#### [Task brief]
Print the records below word for word, but leave out the pictures.

#### [Dataset excerpts]
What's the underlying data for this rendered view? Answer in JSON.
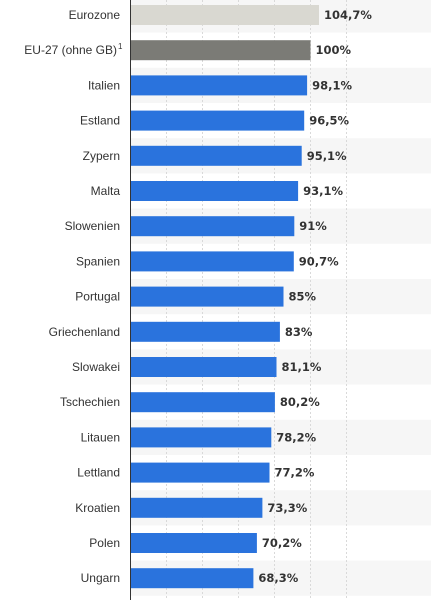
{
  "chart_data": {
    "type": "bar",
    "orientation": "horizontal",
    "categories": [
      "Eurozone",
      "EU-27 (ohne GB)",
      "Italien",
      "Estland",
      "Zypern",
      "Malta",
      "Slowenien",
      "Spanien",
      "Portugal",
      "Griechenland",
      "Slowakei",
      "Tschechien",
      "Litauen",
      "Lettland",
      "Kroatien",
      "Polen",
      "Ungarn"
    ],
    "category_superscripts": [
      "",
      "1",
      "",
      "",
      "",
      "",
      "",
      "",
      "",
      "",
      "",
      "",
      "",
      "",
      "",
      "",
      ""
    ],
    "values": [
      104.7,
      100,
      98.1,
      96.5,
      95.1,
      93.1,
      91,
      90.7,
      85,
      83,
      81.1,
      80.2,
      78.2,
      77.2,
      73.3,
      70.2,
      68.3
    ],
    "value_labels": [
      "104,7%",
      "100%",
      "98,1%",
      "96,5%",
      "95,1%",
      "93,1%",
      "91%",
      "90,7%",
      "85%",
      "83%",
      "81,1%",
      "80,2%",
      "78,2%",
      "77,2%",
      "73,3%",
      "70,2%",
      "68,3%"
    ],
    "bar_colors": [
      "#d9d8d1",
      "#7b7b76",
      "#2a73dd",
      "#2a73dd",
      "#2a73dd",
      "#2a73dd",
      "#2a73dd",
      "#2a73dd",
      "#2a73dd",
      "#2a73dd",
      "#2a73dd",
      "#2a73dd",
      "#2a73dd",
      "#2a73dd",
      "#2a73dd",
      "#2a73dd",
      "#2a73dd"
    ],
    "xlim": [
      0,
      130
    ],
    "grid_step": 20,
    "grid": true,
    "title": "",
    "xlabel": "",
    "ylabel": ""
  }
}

#### [Answer for this exercise]
What's the underlying data for this rendered view? Answer in JSON.
{
  "chart_data": {
    "type": "bar",
    "orientation": "horizontal",
    "categories": [
      "Eurozone",
      "EU-27 (ohne GB)",
      "Italien",
      "Estland",
      "Zypern",
      "Malta",
      "Slowenien",
      "Spanien",
      "Portugal",
      "Griechenland",
      "Slowakei",
      "Tschechien",
      "Litauen",
      "Lettland",
      "Kroatien",
      "Polen",
      "Ungarn"
    ],
    "category_superscripts": [
      "",
      "1",
      "",
      "",
      "",
      "",
      "",
      "",
      "",
      "",
      "",
      "",
      "",
      "",
      "",
      "",
      ""
    ],
    "values": [
      104.7,
      100,
      98.1,
      96.5,
      95.1,
      93.1,
      91,
      90.7,
      85,
      83,
      81.1,
      80.2,
      78.2,
      77.2,
      73.3,
      70.2,
      68.3
    ],
    "value_labels": [
      "104,7%",
      "100%",
      "98,1%",
      "96,5%",
      "95,1%",
      "93,1%",
      "91%",
      "90,7%",
      "85%",
      "83%",
      "81,1%",
      "80,2%",
      "78,2%",
      "77,2%",
      "73,3%",
      "70,2%",
      "68,3%"
    ],
    "bar_colors": [
      "#d9d8d1",
      "#7b7b76",
      "#2a73dd",
      "#2a73dd",
      "#2a73dd",
      "#2a73dd",
      "#2a73dd",
      "#2a73dd",
      "#2a73dd",
      "#2a73dd",
      "#2a73dd",
      "#2a73dd",
      "#2a73dd",
      "#2a73dd",
      "#2a73dd",
      "#2a73dd",
      "#2a73dd"
    ],
    "xlim": [
      0,
      130
    ],
    "grid_step": 20,
    "grid": true,
    "title": "",
    "xlabel": "",
    "ylabel": ""
  }
}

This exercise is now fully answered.